[SUPPLIED ENTRIES]

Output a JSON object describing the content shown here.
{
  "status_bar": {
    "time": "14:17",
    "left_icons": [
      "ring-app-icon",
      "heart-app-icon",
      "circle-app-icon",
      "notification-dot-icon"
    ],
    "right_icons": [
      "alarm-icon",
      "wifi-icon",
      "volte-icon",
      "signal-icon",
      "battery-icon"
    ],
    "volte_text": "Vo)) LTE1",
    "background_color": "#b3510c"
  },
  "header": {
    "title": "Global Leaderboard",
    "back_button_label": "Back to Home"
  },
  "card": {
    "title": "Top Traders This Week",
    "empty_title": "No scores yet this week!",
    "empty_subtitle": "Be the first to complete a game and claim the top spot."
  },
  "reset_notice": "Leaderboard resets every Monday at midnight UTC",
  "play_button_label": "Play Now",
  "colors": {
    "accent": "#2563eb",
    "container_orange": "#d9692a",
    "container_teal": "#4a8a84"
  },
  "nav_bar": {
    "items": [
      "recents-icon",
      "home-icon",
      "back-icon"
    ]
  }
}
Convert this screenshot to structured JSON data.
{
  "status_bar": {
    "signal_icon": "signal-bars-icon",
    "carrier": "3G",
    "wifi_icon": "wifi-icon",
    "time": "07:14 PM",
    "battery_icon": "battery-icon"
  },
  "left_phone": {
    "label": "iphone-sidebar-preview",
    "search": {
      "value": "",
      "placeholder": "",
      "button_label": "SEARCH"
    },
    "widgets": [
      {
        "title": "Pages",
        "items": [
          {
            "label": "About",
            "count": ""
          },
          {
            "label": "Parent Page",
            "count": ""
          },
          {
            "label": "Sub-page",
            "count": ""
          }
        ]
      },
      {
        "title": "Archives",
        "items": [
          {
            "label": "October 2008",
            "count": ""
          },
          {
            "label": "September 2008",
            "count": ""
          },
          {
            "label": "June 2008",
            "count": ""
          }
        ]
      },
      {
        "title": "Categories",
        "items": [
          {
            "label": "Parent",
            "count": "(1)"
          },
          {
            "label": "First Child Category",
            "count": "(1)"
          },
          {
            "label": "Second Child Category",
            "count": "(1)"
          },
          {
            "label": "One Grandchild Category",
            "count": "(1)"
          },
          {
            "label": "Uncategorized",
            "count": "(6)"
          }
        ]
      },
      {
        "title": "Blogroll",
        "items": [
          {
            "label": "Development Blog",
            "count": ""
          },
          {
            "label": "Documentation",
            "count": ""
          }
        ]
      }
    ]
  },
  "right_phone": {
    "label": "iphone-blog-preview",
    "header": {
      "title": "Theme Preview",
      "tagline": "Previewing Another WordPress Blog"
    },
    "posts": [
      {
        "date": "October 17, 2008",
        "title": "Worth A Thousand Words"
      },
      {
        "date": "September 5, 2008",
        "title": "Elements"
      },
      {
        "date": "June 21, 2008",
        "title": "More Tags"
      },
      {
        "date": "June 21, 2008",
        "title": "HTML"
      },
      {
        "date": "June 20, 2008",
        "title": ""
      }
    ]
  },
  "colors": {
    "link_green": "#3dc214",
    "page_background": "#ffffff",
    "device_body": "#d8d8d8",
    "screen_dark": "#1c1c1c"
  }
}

[SHORT PROBLEM] Copy each line from the data above that includes "October".

[WORKED ANSWER]
            "label": "October 2008",
        "date": "October 17, 2008",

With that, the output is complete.